**What you are asked to do:**
Determine the number of lines that have the string "etisk" in them, and give only that number.

═════ Input

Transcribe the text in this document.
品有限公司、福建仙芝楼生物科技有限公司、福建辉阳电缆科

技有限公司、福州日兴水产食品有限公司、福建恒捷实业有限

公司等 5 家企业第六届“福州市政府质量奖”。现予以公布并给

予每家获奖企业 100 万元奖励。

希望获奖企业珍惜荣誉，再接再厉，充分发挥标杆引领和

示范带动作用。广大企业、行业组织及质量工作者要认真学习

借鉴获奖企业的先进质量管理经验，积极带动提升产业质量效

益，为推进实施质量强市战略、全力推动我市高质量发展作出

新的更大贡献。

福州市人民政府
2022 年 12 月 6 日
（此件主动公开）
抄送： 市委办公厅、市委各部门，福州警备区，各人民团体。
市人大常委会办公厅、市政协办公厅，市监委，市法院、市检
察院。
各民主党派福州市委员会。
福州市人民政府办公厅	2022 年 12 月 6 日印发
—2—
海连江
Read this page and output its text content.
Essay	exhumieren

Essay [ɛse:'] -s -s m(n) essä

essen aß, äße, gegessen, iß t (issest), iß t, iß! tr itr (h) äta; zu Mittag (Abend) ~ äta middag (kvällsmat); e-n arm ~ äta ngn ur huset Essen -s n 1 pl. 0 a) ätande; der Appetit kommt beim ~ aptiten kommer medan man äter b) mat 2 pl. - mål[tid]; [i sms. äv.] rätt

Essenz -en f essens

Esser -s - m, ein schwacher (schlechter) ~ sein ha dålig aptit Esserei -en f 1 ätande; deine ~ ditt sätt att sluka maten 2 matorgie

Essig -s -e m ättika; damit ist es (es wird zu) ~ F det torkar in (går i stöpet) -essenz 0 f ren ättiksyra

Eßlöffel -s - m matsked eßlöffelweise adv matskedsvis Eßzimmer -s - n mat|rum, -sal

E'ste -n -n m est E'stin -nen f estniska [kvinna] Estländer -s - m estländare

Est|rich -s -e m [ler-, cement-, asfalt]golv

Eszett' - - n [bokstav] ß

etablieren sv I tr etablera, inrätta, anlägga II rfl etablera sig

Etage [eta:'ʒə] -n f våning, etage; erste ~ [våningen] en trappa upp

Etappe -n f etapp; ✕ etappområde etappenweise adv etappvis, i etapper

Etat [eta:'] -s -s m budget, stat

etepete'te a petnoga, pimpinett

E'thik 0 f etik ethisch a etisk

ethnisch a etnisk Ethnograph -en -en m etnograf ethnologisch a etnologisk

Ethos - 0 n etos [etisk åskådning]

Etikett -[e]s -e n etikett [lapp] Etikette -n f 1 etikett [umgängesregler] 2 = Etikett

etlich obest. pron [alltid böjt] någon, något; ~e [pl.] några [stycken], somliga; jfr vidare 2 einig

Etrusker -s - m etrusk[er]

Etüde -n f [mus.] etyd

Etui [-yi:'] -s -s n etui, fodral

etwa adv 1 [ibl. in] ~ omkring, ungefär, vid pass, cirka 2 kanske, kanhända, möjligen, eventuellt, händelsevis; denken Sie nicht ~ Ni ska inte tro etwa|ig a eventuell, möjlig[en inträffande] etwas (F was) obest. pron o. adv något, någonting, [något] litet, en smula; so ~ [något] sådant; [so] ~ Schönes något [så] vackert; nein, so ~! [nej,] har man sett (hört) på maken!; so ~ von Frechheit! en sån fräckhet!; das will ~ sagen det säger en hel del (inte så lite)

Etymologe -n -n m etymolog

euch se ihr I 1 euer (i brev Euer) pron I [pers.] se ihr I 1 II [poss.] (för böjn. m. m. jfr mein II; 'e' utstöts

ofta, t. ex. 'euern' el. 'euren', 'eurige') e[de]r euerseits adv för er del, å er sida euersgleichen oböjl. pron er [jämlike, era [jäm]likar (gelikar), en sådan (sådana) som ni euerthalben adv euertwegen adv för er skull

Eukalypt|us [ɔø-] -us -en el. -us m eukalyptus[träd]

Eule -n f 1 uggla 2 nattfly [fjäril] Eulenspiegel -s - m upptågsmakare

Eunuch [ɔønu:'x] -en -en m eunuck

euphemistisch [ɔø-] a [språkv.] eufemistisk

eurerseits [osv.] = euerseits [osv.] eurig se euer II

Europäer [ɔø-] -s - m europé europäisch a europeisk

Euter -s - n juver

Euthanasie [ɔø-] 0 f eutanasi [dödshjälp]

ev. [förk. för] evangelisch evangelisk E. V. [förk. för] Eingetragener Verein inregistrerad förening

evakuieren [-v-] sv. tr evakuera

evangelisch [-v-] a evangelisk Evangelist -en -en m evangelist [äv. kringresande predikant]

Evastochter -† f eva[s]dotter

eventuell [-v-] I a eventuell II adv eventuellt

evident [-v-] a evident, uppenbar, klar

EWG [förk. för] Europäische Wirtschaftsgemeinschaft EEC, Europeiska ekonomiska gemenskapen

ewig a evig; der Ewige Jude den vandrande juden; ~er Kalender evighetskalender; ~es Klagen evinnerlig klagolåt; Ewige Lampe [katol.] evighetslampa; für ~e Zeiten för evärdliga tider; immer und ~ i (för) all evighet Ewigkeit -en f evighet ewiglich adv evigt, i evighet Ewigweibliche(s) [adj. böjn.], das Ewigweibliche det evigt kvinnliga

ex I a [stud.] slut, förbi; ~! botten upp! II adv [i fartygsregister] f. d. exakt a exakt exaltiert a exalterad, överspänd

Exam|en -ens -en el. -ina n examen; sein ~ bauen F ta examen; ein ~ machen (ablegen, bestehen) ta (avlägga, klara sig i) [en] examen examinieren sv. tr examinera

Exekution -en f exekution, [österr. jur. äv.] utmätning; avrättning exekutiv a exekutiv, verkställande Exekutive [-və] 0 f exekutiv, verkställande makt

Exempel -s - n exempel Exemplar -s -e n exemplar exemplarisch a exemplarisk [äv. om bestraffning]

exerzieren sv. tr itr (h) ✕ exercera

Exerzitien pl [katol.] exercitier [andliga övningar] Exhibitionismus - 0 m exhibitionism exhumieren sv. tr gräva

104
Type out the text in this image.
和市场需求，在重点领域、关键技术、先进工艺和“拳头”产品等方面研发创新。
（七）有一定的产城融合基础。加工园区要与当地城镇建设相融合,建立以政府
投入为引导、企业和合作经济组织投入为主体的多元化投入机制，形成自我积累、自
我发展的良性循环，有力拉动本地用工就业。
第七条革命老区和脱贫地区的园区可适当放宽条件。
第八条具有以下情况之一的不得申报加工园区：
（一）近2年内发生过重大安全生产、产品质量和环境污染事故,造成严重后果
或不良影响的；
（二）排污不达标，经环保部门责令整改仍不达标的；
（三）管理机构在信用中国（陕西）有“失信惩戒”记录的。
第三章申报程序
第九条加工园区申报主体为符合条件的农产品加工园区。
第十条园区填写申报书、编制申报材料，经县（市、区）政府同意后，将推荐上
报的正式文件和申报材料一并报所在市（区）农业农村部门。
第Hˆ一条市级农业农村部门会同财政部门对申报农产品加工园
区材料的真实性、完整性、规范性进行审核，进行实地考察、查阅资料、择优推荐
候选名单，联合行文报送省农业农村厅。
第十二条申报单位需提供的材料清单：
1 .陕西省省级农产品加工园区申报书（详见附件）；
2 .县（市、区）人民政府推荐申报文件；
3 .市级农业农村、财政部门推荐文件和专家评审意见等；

══════════

**Task answer:**
2